**WHAT THE TASK REQUIRES:** Isolate every line in the records below with "versus" in it.

**Dataset items:**
________

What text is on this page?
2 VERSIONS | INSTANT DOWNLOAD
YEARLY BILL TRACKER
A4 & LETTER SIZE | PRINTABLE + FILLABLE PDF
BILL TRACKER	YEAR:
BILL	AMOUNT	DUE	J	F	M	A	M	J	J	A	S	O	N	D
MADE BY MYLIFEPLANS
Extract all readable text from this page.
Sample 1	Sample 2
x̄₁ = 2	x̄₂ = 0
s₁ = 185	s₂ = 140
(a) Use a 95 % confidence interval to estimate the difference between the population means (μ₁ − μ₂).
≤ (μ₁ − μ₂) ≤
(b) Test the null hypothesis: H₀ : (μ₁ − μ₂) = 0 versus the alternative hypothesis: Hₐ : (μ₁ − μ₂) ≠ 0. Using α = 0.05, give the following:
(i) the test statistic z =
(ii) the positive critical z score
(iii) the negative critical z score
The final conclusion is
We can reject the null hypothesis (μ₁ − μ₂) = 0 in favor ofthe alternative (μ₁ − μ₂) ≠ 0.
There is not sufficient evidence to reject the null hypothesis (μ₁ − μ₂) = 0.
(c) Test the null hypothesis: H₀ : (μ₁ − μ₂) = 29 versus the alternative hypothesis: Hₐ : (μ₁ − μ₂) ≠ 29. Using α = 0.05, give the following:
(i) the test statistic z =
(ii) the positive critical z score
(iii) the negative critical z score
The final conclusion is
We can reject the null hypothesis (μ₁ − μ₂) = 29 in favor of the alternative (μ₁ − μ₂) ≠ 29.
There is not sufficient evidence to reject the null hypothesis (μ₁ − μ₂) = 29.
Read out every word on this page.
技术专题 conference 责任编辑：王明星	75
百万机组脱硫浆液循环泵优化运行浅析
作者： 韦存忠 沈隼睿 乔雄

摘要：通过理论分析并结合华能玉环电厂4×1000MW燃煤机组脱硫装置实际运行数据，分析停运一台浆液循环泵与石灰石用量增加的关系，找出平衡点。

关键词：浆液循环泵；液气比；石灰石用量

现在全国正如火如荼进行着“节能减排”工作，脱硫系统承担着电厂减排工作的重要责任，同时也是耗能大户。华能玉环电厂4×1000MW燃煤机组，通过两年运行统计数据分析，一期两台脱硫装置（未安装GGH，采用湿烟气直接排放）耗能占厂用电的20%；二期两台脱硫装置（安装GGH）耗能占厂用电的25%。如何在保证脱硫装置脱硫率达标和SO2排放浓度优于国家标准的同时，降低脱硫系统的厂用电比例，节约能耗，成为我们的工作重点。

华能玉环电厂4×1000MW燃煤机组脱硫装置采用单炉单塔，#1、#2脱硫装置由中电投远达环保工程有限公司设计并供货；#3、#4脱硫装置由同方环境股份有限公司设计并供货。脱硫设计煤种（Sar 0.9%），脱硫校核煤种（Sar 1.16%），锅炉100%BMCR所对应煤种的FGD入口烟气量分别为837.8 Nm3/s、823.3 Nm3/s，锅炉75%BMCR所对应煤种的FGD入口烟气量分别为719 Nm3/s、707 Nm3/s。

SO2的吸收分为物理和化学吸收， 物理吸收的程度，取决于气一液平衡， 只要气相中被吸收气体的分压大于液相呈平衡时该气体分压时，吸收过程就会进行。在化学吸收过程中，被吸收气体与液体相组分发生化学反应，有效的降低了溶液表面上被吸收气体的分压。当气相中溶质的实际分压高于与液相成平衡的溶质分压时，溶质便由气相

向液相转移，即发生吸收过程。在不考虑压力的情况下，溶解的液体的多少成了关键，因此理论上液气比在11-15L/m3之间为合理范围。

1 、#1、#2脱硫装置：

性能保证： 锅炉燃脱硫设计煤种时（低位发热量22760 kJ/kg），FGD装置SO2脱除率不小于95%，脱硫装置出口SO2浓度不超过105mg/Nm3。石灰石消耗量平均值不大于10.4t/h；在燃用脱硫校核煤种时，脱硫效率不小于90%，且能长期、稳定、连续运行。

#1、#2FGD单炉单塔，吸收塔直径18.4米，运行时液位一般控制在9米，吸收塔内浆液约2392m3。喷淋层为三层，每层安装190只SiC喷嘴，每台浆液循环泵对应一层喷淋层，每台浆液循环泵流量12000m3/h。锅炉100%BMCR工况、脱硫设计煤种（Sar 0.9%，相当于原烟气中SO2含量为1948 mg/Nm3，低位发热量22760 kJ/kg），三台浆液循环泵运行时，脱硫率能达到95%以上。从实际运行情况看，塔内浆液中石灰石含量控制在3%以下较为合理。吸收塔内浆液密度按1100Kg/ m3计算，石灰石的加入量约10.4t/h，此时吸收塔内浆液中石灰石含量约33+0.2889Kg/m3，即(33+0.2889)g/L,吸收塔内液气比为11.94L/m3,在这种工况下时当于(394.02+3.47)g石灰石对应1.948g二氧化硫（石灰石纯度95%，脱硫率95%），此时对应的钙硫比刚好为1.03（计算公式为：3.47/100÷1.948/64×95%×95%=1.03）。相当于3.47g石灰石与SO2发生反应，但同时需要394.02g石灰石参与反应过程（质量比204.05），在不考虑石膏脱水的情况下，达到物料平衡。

________

**EXPECTED OUTPUT:**
(b) Test the null hypothesis: H₀ : (μ₁ − μ₂) = 0 versus the alternative hypothesis: Hₐ : (μ₁ − μ₂) ≠ 0. Using α = 0.05, give the following:
(c) Test the null hypothesis: H₀ : (μ₁ − μ₂) = 29 versus the alternative hypothesis: Hₐ : (μ₁ − μ₂) ≠ 29. Using α = 0.05, give the following:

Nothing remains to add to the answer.